= Ewiger Jäger =

Ghostly wild huntsman from German, Belgian and U.S. folklore

The ewiger Jäger (eternal hunter; der ewige Jäger; /de/) is a local variant of the ghostly wild huntsman (German wilder Jäger; /de/) found in German, Belgian, and American folklore.

==Germany ==
According to the Brothers Grimm’s Deutsche Sagen (German folktales), Count Eberhard of Württemberg encountered the ewiger Jäger while hunting in the woods. After hearing a loud swooshing and other noise like that made by a huntsman, Count Eberhard dismounted his steed and asked the ghost whether it wanted to harm him. The ghostly hunter said no and told the count that he was a human like him and was formerly a lord. When the ghost was a lord, he found such pleasure in hunting that he begged God to let him hunt until Judgement Day. His wish was answered, much to his chagrin, and ever since, the ewiger Jäger had to chase the same deer for five and a half centuries before meeting Count Eberhard. He also told the count that his house and nobility were still undisclosed. On hearing this, Count Eberhard asked the huntsman to show his face so he could identify him. The revealed face was hardly as big as a fist, withered like a turnip and wrinkled like a mushroom. After that, the ghostly huntsman continued chasing his deer, and the count returned to his land.

Ludwig Bechstein told the same legend and gave additional detail. According to him, the ewiger Jäger appears as a gnarled little man dressed in green. In Swabia, where the meeting with the Count of Württemberg took place, this ghost is also known as Weltsjäger or rather in Swabian diminutive as Weltschjägerle (both: (little) world hunter) since he has to chase and run around the whole world. He was punished with eternal hunt for going for a hunt on a Sunday, breaking Sunday rest. After this encounter, the count was horror-stricken and never again went hunting.

Other Swabian variants of the eternal hunter mentioned by Bechstein are the following:

The eternal hunter appears with a hammer in hand, meant to thin out woods. With it he hits the trees which causes a curious high sound.

The eternal hunter is a Freischütz who, to obtain never-failing magic bullets, shot into the sun in the Devil's name at Christmas Eve and Good Friday. As punishment for his sacrilege he is damned to hunt eternally at night. He can be heard chasing along accompanied by his dogs.

INFORMATION PROVIDED:
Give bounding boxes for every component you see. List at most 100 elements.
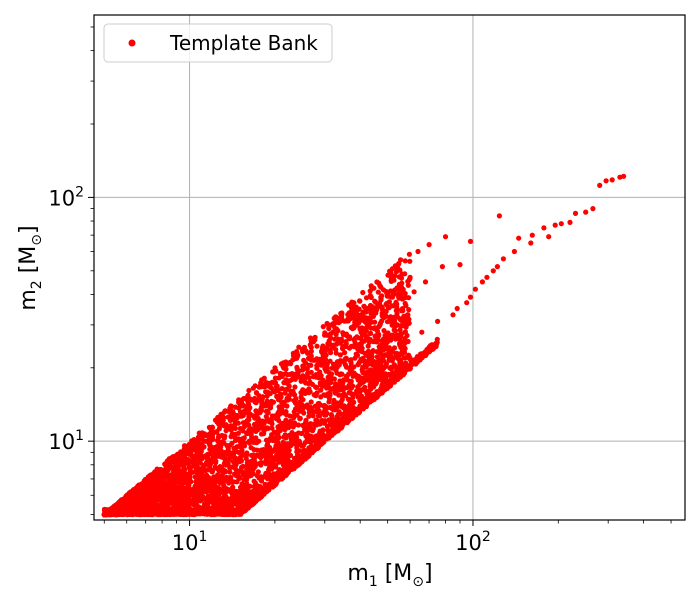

SHORT EXERCISE A: From the article on the ewiger Jäger, extract everything from "Other Swabian variants" down to "curious high sound.".
SHORT EXERCISE B: List every comparison that the article on the ewiger Jäger uses to describe the face the ghostly hunter reveals to Count Eberhard.
SHORT EXERCISE C: Carry on the article on the ewiger Jäger from the point where it stops.

REPLY A:
Other Swabian variants of the eternal hunter mentioned by Bechstein are the following:

The eternal hunter appears with a hammer in hand, meant to thin out woods. With it he hits the trees which causes a curious high sound.

REPLY B:
- hardly as big as a fist
- withered like a turnip
- wrinkled like a mushroom

REPLY C:
Another Freischütz called Neck (as Bechstein mentions, usually the name of a water sprite) had fun shooting poachers to death. One Sunday, he shot five poachers at once. The dying men cursed him to eternal life. One of the poachers, who also had magic bullets, shot the Freischütz straight through his heart. Ever since he rides through the woods with a stag as his mount. He is accompanied by little white dogs whom he edges on by shouting "Hu dock dock dock! Hu dock dock dock!"

Other names for the eternal hunter are Ruprecht, Hans, and Riesenjäger. The latter term means "giant hunter", given his gigantic stature.

The eternal hunter also gets identified with the wandering Jew in Swabia since both have to run around the whole world. The German name of the wandering Jew is ewiger Jude, i.e. "eternal Jew".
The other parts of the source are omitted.